## START

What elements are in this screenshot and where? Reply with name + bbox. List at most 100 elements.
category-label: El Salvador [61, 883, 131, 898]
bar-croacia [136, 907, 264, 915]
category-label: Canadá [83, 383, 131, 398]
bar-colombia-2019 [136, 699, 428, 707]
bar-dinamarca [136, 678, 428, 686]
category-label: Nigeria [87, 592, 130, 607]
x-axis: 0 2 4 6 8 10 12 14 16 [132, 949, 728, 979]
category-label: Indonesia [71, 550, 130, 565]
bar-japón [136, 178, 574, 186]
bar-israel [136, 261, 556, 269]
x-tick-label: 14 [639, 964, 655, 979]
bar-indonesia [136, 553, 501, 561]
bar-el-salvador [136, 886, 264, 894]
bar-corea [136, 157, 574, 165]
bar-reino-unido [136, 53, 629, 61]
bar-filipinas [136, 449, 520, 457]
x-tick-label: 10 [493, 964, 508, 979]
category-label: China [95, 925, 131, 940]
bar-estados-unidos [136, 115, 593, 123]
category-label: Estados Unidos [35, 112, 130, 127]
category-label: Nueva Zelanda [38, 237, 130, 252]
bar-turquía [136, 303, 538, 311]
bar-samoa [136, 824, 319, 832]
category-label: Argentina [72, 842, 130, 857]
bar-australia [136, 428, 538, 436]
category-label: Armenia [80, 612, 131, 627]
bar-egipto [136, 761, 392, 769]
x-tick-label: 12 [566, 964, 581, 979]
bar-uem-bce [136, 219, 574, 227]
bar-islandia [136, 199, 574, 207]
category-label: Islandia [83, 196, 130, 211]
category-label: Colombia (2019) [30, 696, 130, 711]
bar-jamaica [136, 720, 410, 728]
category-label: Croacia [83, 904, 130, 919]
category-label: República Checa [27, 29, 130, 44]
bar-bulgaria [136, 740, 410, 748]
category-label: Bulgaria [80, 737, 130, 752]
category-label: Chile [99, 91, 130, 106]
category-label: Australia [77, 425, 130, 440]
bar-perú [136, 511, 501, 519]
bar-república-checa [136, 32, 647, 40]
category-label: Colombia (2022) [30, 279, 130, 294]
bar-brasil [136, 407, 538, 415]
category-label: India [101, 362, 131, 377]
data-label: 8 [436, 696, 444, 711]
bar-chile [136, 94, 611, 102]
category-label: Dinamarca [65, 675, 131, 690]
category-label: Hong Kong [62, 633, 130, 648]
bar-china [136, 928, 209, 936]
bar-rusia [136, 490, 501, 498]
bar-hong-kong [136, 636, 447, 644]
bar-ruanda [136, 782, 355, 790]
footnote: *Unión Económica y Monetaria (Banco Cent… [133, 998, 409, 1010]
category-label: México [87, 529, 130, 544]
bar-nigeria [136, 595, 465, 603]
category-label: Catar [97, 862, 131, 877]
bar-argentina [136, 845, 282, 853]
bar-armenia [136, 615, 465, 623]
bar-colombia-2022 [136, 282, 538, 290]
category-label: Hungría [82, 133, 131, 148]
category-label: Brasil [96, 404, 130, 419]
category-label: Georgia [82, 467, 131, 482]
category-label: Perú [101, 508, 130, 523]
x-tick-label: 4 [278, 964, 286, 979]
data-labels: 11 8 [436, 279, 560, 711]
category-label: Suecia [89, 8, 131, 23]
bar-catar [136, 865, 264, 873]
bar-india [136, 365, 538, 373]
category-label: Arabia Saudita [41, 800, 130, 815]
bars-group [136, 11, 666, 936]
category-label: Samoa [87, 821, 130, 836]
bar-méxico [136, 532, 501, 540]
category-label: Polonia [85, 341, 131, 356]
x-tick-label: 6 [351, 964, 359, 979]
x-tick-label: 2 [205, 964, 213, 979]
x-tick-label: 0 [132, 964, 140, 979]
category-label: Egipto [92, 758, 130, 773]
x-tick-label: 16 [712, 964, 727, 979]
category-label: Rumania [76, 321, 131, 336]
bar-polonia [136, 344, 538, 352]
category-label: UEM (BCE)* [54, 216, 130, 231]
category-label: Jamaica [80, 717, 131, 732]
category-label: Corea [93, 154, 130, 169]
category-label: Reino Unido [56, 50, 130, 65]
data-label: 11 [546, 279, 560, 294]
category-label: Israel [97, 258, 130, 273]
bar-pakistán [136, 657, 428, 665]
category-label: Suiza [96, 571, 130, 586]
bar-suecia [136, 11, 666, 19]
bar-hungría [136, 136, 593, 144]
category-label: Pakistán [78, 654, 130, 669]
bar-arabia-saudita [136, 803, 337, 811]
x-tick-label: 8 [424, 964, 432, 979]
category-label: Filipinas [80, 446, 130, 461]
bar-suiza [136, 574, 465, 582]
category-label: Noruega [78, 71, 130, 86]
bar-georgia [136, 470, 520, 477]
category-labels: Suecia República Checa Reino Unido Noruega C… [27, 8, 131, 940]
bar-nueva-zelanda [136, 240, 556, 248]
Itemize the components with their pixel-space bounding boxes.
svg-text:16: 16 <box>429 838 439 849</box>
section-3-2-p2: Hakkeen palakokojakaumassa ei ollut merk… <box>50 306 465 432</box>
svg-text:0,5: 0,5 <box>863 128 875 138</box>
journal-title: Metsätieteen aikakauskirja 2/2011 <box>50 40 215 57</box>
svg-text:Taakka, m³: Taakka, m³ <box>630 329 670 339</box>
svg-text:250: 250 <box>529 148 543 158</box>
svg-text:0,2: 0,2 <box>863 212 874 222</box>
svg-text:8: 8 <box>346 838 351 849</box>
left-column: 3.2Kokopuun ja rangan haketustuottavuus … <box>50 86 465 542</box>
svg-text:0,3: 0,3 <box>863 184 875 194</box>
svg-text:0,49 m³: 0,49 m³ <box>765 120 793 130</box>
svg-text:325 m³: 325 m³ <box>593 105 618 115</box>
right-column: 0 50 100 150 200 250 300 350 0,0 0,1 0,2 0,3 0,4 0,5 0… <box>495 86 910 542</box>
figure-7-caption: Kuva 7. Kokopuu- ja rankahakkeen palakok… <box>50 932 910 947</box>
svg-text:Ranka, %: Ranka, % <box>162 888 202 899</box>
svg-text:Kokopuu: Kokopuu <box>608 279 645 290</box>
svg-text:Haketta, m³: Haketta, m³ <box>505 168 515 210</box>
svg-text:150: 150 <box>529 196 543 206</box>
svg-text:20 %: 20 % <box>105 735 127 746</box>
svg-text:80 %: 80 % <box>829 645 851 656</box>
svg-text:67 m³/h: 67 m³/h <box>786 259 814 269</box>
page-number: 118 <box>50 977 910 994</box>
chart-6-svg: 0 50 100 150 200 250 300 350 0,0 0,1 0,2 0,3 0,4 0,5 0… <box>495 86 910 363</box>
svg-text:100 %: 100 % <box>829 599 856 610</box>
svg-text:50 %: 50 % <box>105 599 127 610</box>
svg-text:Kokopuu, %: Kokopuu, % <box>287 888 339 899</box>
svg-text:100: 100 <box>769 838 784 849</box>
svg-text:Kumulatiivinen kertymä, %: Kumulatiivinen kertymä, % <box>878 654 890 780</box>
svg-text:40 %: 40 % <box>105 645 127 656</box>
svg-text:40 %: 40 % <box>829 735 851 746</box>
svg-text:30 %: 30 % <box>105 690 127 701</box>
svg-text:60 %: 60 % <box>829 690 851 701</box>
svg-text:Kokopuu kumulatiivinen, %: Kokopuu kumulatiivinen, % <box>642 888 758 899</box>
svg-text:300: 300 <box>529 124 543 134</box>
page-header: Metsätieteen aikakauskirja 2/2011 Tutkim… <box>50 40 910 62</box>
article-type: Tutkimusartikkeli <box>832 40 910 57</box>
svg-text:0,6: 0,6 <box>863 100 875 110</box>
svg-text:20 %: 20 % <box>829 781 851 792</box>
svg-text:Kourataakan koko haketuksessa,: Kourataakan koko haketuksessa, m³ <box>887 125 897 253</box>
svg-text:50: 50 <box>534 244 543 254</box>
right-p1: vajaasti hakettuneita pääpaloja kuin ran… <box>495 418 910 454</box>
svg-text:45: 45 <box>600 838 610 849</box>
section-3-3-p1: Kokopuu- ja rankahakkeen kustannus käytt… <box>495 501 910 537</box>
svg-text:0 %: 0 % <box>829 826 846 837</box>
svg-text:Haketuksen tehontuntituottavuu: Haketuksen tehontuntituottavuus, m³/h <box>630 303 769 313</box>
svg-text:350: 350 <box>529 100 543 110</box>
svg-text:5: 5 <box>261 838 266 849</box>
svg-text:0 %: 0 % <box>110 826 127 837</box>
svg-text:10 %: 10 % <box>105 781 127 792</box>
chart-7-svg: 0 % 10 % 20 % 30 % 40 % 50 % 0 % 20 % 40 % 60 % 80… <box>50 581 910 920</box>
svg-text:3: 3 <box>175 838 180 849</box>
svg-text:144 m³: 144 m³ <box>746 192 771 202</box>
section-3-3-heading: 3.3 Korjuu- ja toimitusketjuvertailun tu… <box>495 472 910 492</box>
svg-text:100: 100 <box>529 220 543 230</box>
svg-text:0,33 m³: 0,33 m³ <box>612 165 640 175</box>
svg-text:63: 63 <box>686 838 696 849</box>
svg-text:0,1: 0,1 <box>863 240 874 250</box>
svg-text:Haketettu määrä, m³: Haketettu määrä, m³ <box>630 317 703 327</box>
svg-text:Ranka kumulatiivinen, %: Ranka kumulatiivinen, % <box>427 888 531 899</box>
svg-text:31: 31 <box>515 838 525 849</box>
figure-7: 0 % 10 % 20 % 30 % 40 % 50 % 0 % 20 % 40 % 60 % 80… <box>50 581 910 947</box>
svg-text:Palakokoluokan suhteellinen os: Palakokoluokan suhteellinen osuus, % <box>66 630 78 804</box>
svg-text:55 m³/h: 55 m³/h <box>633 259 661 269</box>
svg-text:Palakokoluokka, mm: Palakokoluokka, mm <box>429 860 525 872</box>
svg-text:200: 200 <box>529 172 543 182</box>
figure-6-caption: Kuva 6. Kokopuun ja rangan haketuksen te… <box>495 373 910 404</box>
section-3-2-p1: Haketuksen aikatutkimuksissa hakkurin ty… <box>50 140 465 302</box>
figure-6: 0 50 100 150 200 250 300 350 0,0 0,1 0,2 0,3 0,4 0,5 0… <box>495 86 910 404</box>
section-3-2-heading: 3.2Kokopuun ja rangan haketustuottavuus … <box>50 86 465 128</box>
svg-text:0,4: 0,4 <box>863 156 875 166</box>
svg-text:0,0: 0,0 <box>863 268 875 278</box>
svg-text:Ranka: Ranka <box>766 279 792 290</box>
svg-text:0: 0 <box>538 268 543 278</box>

## END

* Brief: Reformat the material, starting at its first line and ending at the line containing "category-label: Nigeria [87, 592, 130, 607]", as a Markdown table with the columns Row and Line. Give each line its row number and leave out any blank lines.

* Task output:
| Row | Line |
|---|---|
| 1 | What elements are in this screenshot and where? Reply with name + bbox. List at most 100 elements. |
| 2 | category-label: El Salvador [61, 883, 131, 898] |
| 3 | bar-croacia [136, 907, 264, 915] |
| 4 | category-label: Canadá [83, 383, 131, 398] |
| 5 | bar-colombia-2019 [136, 699, 428, 707] |
| 6 | bar-dinamarca [136, 678, 428, 686] |
| 7 | category-label: Nigeria [87, 592, 130, 607] |